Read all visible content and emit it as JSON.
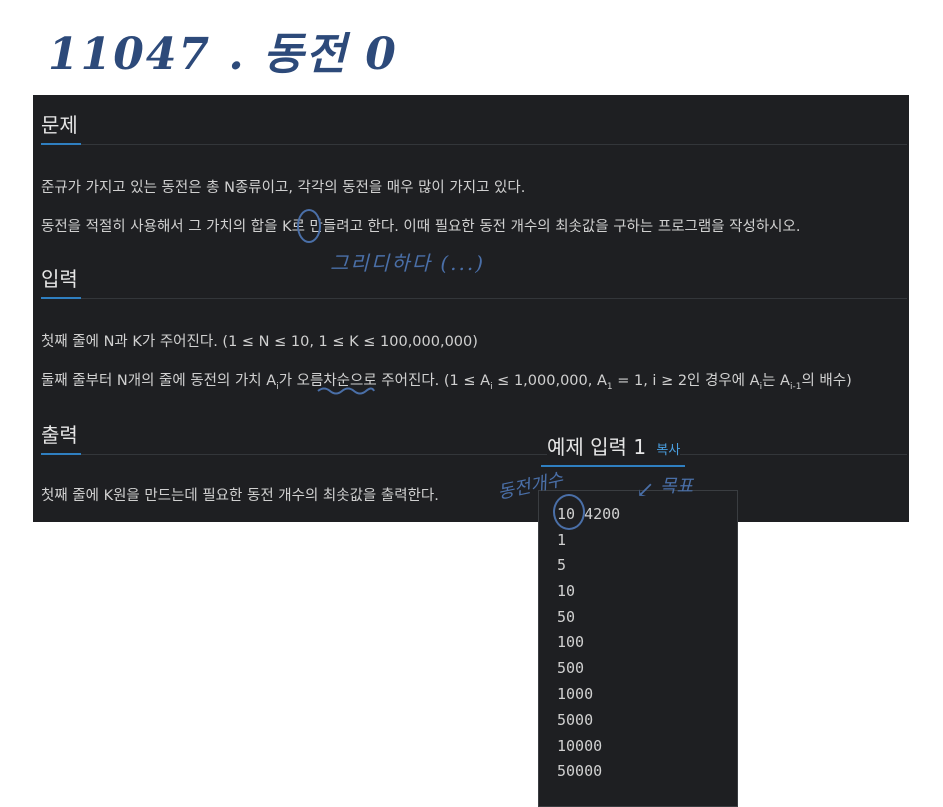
{
  "page_title_note": "11047 . 동전 0",
  "problem": {
    "heading": "문제",
    "para1": "준규가 가지고 있는 동전은 총 N종류이고, 각각의 동전을 매우 많이 가지고 있다.",
    "para2": "동전을 적절히 사용해서 그 가치의 합을 K로 만들려고 한다. 이때 필요한 동전 개수의 최솟값을 구하는 프로그램을 작성하시오."
  },
  "input": {
    "heading": "입력",
    "para1": "첫째 줄에 N과 K가 주어진다. (1 ≤ N ≤ 10, 1 ≤ K ≤ 100,000,000)",
    "para2_a": "둘째 줄부터 N개의 줄에 동전의 가치 A",
    "para2_sub1": "i",
    "para2_b": "가 오름차순으로 주어진다. (1 ≤ A",
    "para2_sub2": "i",
    "para2_c": " ≤ 1,000,000, A",
    "para2_sub3": "1",
    "para2_d": " = 1, i ≥ 2인 경우에 A",
    "para2_sub4": "i",
    "para2_e": "는 A",
    "para2_sub5": "i-1",
    "para2_f": "의 배수)"
  },
  "output": {
    "heading": "출력",
    "para1": "첫째 줄에 K원을 만드는데 필요한 동전 개수의 최솟값을 출력한다."
  },
  "sample": {
    "title": "예제 입력 1",
    "copy_label": "복사",
    "lines": [
      "10 4200",
      "1",
      "5",
      "10",
      "50",
      "100",
      "500",
      "1000",
      "5000",
      "10000",
      "50000"
    ]
  },
  "annotations": {
    "greedy_note": "그리디하다 (...)",
    "coin_count_note": "동전개수",
    "target_note": "목표",
    "arrow": "↙"
  }
}
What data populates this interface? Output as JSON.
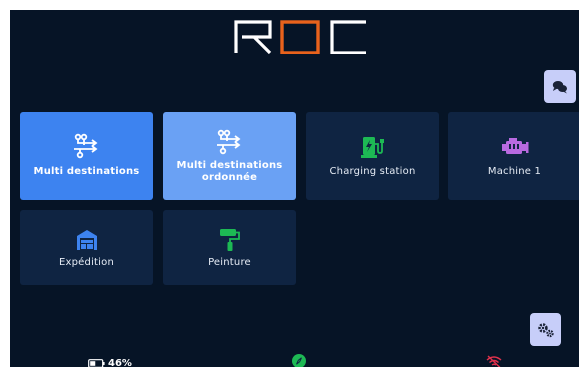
{
  "app": {
    "logo_text": "ROC"
  },
  "header": {
    "chat_button": {
      "icon": "chat-bubbles-icon"
    },
    "settings_button": {
      "icon": "gears-icon"
    }
  },
  "tiles": [
    {
      "label": "Multi destinations",
      "icon": "route-arrows-icon",
      "state": "selected",
      "color": "#3d83f0"
    },
    {
      "label": "Multi destinations ordonnée",
      "icon": "route-arrows-icon",
      "state": "hover",
      "color": "#6aa1f4"
    },
    {
      "label": "Charging station",
      "icon": "charging-station-icon",
      "state": "default",
      "color": "#1db954"
    },
    {
      "label": "Machine 1",
      "icon": "engine-icon",
      "state": "default",
      "color": "#b86ae0"
    },
    {
      "label": "Expédition",
      "icon": "warehouse-icon",
      "state": "default",
      "color": "#3d83f0"
    },
    {
      "label": "Peinture",
      "icon": "paint-roller-icon",
      "state": "default",
      "color": "#1db954"
    }
  ],
  "status_bar": {
    "battery_percent": "46%",
    "battery_level": 0.46,
    "compass_icon": "compass-icon",
    "wifi_icon": "wifi-off-icon"
  },
  "colors": {
    "background": "#061426",
    "tile": "#0f2442",
    "logo_accent": "#e8621c",
    "button_bg": "#c7cef9"
  }
}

**WHAT THE TASK ASKS:** Filter the entries and copy out every line with the word "Multi".

**TASK ANSWER:**
      "label": "Multi destinations",
      "label": "Multi destinations ordonnée",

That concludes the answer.